[AIM OF THE EXERCISE]: Reproduce the line that contains "Extract all readable text from this page." and every line after it through the end of the records, exactly, with nothing added.

+-------+

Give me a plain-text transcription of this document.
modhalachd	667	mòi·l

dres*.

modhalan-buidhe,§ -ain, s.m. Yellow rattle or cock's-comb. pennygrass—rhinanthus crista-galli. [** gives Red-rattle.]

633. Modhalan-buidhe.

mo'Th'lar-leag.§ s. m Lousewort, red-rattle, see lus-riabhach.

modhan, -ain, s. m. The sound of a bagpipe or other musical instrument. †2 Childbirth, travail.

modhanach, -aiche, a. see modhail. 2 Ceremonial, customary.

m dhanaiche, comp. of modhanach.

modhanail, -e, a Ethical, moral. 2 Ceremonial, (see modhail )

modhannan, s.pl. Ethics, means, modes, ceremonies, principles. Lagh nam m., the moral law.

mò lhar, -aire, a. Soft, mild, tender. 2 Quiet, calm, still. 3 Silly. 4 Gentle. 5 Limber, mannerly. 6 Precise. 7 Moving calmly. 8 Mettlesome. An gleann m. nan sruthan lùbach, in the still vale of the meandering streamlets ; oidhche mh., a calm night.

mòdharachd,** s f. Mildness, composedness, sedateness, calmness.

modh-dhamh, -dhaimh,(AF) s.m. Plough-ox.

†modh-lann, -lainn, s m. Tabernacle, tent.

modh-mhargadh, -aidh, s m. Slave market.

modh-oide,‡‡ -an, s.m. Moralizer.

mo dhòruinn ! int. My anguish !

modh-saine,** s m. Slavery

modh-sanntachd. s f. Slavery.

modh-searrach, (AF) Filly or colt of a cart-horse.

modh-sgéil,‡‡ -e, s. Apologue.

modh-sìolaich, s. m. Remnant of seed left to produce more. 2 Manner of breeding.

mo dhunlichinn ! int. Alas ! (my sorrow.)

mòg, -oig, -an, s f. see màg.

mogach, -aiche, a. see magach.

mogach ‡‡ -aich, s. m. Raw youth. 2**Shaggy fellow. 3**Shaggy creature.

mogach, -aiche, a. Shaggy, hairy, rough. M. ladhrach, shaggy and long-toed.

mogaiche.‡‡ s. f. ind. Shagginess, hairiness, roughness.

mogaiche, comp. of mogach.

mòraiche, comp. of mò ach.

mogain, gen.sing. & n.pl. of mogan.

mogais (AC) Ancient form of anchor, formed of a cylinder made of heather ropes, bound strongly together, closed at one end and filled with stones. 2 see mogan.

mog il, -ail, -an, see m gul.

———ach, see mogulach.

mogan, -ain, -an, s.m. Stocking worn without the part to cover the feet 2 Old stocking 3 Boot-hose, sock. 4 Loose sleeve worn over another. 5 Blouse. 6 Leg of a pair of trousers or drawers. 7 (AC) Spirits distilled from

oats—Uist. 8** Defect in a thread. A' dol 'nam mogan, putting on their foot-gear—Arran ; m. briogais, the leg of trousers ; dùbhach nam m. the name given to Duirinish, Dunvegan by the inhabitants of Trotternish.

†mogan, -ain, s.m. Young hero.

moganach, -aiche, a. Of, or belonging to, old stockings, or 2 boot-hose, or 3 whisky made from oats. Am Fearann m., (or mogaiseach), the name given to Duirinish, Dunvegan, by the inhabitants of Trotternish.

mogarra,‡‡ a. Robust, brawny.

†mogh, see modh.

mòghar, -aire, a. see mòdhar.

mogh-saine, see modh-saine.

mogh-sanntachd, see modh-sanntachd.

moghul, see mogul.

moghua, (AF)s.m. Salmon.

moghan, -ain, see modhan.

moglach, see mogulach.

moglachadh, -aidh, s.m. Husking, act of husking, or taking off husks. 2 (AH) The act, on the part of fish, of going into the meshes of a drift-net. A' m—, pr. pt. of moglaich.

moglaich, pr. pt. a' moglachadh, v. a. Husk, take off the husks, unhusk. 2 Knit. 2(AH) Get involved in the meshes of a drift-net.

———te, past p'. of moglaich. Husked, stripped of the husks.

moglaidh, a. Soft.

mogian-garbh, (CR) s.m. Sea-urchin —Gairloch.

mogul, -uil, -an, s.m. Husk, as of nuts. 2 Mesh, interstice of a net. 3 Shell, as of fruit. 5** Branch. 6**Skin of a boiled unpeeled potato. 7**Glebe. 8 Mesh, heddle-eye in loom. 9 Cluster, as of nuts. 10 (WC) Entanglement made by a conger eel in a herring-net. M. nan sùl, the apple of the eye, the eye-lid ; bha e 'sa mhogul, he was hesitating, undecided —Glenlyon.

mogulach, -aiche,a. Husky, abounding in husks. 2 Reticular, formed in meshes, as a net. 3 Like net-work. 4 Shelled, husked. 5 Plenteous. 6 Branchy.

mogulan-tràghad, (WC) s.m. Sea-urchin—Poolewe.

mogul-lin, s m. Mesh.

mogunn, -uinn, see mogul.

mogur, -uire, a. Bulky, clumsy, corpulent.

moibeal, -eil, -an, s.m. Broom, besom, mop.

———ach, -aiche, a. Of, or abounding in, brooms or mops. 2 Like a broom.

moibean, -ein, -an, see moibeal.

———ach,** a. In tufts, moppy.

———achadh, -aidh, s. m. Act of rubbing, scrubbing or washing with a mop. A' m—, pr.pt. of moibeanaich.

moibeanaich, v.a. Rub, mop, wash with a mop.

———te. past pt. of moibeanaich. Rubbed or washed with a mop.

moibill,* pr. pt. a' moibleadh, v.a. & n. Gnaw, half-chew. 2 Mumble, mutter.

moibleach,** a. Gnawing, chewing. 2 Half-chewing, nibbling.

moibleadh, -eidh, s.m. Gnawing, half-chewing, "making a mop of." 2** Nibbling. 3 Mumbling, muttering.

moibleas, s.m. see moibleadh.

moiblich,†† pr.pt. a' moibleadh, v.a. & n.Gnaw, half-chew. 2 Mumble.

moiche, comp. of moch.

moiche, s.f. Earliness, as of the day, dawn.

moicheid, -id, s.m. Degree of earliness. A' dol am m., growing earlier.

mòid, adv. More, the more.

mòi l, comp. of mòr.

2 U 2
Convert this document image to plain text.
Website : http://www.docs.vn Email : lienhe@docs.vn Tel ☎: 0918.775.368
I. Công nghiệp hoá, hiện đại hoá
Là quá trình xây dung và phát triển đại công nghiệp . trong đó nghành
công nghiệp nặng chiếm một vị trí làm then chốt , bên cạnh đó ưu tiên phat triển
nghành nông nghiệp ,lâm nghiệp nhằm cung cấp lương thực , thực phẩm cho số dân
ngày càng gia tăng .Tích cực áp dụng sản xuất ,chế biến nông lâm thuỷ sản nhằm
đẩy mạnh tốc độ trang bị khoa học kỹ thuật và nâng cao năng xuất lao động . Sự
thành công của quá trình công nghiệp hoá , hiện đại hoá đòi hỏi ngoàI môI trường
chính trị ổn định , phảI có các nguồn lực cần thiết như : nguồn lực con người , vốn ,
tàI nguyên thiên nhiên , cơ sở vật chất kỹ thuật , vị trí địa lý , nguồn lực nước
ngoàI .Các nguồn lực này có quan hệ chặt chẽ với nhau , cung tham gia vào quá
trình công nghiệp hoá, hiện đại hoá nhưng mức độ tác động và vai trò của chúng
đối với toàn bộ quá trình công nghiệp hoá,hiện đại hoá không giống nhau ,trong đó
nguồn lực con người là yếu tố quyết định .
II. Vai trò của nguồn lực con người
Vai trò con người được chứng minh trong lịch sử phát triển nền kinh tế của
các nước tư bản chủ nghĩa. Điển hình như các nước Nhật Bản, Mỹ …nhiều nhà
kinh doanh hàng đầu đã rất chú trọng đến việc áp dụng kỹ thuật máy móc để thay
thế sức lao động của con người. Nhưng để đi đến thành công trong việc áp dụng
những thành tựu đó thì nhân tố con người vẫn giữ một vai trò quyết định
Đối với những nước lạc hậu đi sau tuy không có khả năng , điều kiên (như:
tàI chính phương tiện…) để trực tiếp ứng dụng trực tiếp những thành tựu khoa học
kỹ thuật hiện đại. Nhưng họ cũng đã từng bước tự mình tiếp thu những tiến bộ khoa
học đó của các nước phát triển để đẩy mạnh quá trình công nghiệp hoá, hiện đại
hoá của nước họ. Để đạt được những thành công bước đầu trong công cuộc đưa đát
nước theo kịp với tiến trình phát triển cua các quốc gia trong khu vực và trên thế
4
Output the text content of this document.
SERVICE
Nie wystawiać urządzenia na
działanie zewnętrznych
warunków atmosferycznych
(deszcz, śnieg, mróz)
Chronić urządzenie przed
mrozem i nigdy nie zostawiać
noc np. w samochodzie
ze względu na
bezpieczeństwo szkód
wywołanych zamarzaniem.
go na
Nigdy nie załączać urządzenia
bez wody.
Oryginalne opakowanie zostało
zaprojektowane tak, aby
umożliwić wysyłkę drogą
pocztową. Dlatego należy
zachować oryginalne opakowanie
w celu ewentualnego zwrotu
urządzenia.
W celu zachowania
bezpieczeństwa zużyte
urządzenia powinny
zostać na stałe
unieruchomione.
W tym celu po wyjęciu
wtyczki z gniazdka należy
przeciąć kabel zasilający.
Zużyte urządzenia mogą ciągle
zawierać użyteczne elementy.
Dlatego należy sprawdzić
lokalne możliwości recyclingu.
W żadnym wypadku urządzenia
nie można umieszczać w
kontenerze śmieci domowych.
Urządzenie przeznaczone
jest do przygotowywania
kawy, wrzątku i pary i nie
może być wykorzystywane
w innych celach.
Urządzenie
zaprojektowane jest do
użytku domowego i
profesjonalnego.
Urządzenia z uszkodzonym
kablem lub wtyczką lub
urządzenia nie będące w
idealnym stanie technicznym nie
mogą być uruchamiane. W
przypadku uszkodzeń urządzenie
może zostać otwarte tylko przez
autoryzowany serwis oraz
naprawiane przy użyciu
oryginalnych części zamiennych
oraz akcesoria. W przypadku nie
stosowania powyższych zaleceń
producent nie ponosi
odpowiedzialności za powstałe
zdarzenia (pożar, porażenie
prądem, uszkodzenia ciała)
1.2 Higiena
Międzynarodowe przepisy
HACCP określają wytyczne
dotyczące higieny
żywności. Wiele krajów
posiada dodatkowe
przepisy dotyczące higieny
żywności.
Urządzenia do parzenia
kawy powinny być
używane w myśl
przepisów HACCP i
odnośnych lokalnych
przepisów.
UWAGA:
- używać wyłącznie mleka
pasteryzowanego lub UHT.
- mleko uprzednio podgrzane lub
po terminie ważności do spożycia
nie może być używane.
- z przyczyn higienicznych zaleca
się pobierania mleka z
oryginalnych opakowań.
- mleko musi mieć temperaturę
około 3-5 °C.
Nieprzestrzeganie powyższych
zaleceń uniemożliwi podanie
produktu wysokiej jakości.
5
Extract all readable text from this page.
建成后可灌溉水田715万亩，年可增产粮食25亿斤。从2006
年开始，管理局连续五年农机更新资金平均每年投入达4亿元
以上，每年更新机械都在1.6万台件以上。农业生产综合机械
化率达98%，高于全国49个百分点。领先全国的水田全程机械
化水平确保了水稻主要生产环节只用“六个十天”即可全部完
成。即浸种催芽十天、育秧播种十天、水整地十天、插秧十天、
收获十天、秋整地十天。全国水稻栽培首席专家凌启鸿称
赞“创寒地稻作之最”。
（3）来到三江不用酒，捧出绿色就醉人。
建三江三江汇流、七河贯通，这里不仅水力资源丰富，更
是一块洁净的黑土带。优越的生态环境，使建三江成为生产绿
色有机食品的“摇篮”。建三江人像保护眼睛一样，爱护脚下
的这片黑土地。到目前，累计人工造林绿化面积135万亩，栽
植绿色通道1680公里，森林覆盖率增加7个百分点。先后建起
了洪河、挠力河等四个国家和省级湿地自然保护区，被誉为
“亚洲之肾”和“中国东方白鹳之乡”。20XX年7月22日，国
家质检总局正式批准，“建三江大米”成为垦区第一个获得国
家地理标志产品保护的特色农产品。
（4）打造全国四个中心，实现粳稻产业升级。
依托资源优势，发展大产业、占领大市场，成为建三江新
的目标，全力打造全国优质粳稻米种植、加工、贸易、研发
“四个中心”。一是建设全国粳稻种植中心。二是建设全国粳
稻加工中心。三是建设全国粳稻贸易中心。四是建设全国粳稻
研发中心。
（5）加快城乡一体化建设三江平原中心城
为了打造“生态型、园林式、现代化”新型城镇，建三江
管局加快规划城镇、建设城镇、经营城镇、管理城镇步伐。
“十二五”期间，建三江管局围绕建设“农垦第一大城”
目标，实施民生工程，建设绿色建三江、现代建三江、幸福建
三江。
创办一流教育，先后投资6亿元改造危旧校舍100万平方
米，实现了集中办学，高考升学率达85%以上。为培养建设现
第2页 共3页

+-------+

[ANSWER]:
Extract all readable text from this page.
建成后可灌溉水田715万亩，年可增产粮食25亿斤。从2006
年开始，管理局连续五年农机更新资金平均每年投入达4亿元
以上，每年更新机械都在1.6万台件以上。农业生产综合机械
化率达98%，高于全国49个百分点。领先全国的水田全程机械
化水平确保了水稻主要生产环节只用“六个十天”即可全部完
成。即浸种催芽十天、育秧播种十天、水整地十天、插秧十天、
收获十天、秋整地十天。全国水稻栽培首席专家凌启鸿称
赞“创寒地稻作之最”。
（3）来到三江不用酒，捧出绿色就醉人。
建三江三江汇流、七河贯通，这里不仅水力资源丰富，更
是一块洁净的黑土带。优越的生态环境，使建三江成为生产绿
色有机食品的“摇篮”。建三江人像保护眼睛一样，爱护脚下
的这片黑土地。到目前，累计人工造林绿化面积135万亩，栽
植绿色通道1680公里，森林覆盖率增加7个百分点。先后建起
了洪河、挠力河等四个国家和省级湿地自然保护区，被誉为
“亚洲之肾”和“中国东方白鹳之乡”。20XX年7月22日，国
家质检总局正式批准，“建三江大米”成为垦区第一个获得国
家地理标志产品保护的特色农产品。
（4）打造全国四个中心，实现粳稻产业升级。
依托资源优势，发展大产业、占领大市场，成为建三江新
的目标，全力打造全国优质粳稻米种植、加工、贸易、研发
“四个中心”。一是建设全国粳稻种植中心。二是建设全国粳
稻加工中心。三是建设全国粳稻贸易中心。四是建设全国粳稻
研发中心。
（5）加快城乡一体化建设三江平原中心城
为了打造“生态型、园林式、现代化”新型城镇，建三江
管局加快规划城镇、建设城镇、经营城镇、管理城镇步伐。
“十二五”期间，建三江管局围绕建设“农垦第一大城”
目标，实施民生工程，建设绿色建三江、现代建三江、幸福建
三江。
创办一流教育，先后投资6亿元改造危旧校舍100万平方
米，实现了集中办学，高考升学率达85%以上。为培养建设现
第2页 共3页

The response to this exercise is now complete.